_Challenge_:
From the records, pick out and copy each line containing "this".

___ Dataset records ___

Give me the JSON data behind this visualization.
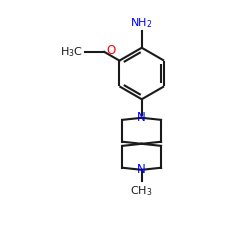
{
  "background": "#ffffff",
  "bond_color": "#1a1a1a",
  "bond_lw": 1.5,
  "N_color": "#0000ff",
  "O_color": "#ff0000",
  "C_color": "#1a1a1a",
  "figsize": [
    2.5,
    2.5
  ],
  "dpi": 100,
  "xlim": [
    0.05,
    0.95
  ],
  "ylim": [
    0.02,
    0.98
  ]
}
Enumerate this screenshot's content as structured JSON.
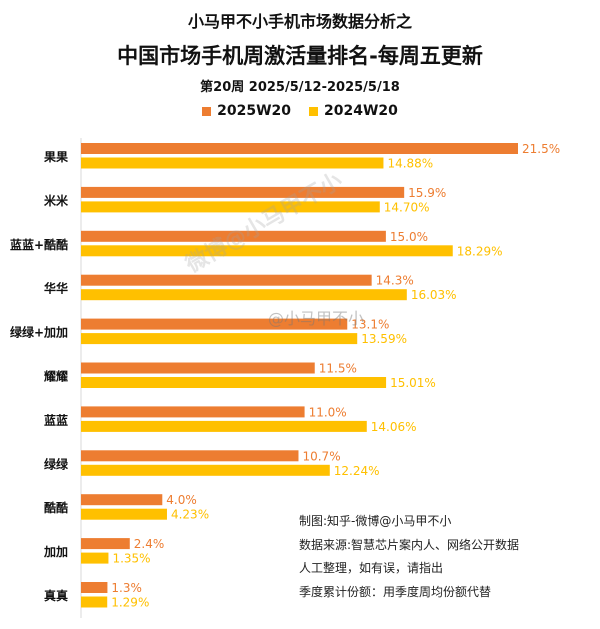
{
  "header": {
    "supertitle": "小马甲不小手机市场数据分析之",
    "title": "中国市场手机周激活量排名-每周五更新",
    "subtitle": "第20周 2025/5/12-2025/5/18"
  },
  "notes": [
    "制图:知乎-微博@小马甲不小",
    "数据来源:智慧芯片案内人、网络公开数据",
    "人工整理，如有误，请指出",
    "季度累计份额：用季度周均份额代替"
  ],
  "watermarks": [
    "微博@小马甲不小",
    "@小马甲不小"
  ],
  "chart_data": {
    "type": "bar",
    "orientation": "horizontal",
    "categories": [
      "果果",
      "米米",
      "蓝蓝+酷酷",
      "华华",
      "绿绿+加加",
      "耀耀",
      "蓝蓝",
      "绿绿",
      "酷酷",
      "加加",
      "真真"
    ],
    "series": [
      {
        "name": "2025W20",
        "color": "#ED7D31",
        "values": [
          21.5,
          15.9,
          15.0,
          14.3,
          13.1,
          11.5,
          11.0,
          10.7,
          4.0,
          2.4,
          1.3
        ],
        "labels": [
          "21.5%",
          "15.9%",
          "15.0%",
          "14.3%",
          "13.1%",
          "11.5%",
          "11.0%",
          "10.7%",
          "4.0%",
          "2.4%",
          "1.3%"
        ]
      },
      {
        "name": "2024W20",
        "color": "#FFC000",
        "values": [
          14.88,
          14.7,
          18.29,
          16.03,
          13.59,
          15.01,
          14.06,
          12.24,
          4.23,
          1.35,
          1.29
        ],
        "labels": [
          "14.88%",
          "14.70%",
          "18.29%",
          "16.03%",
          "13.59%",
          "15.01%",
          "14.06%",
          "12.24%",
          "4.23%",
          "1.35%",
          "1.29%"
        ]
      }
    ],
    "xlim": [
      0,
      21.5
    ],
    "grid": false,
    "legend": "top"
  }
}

___
___ Dataset records ___

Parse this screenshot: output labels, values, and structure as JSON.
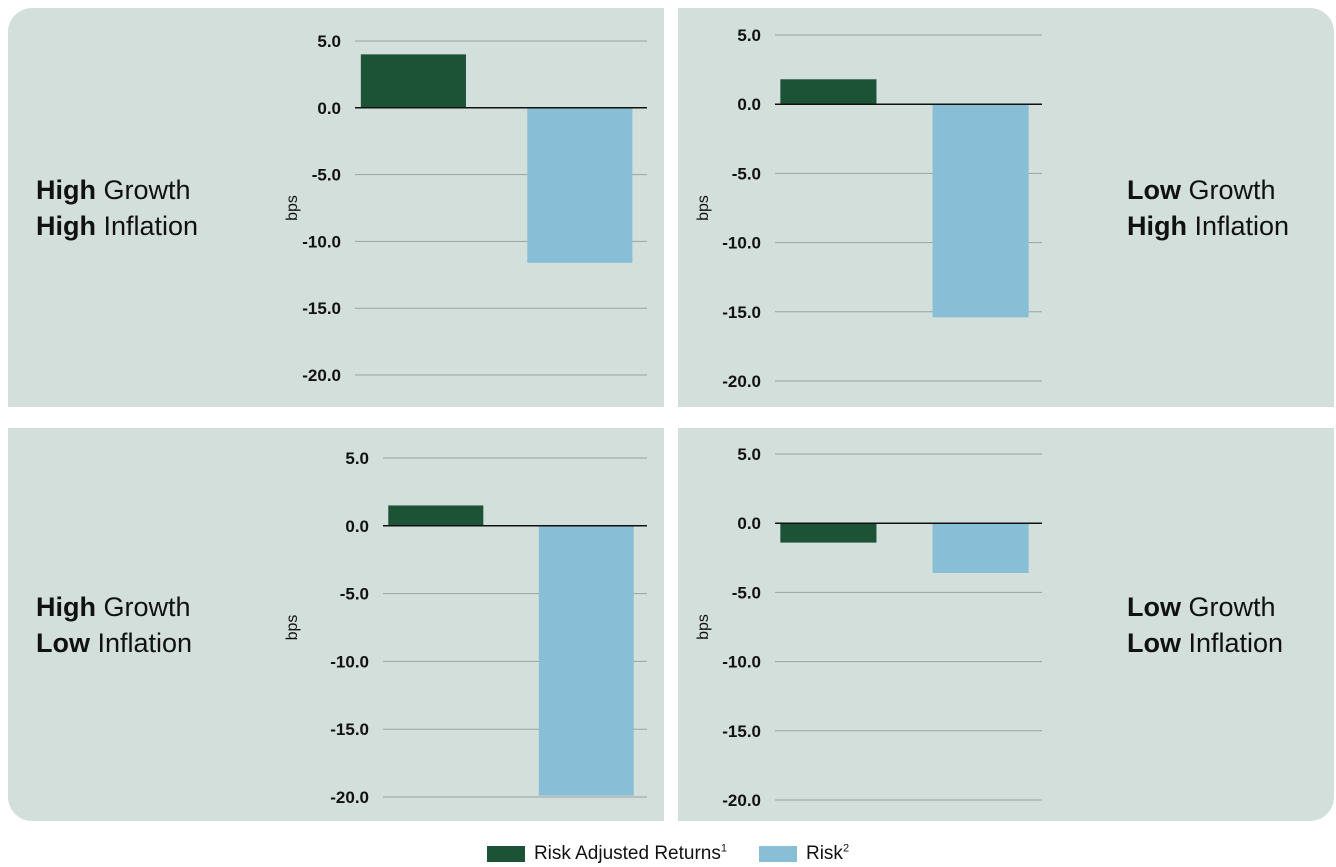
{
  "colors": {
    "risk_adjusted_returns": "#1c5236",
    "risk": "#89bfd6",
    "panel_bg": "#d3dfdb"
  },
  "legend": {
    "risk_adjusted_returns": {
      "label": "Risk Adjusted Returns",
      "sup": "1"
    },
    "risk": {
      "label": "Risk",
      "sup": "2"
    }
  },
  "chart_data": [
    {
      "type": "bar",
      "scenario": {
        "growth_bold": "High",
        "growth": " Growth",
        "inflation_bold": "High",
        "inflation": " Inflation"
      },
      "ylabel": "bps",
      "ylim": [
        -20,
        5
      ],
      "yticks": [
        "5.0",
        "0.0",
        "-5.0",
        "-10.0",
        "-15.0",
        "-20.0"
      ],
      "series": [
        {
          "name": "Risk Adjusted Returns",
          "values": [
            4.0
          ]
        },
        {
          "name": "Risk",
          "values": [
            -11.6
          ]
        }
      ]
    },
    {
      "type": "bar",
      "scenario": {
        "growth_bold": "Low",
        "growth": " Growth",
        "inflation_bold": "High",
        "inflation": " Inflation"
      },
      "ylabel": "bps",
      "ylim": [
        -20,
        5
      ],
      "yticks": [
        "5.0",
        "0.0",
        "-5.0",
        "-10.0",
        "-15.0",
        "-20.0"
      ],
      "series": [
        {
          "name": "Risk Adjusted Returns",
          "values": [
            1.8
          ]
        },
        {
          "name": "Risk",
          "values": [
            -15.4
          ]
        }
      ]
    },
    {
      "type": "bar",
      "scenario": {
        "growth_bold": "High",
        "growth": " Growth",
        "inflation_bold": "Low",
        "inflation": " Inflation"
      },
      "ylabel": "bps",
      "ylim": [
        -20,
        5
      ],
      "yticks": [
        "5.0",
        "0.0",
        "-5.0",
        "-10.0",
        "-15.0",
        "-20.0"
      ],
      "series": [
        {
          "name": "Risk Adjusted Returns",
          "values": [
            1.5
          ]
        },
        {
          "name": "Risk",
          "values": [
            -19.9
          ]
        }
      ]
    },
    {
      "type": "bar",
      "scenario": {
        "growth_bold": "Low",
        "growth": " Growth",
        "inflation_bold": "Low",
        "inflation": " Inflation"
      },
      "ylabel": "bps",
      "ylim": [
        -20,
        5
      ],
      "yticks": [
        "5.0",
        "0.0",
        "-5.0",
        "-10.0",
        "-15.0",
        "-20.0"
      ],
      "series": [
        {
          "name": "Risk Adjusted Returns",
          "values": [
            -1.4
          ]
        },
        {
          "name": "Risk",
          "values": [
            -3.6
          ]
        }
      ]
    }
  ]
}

___

_Full response_:
Give me the JSON data behind this visualization.
Enumerate this screenshot's content as structured JSON.
Parse this screenshot: output labels, values, and structure as JSON.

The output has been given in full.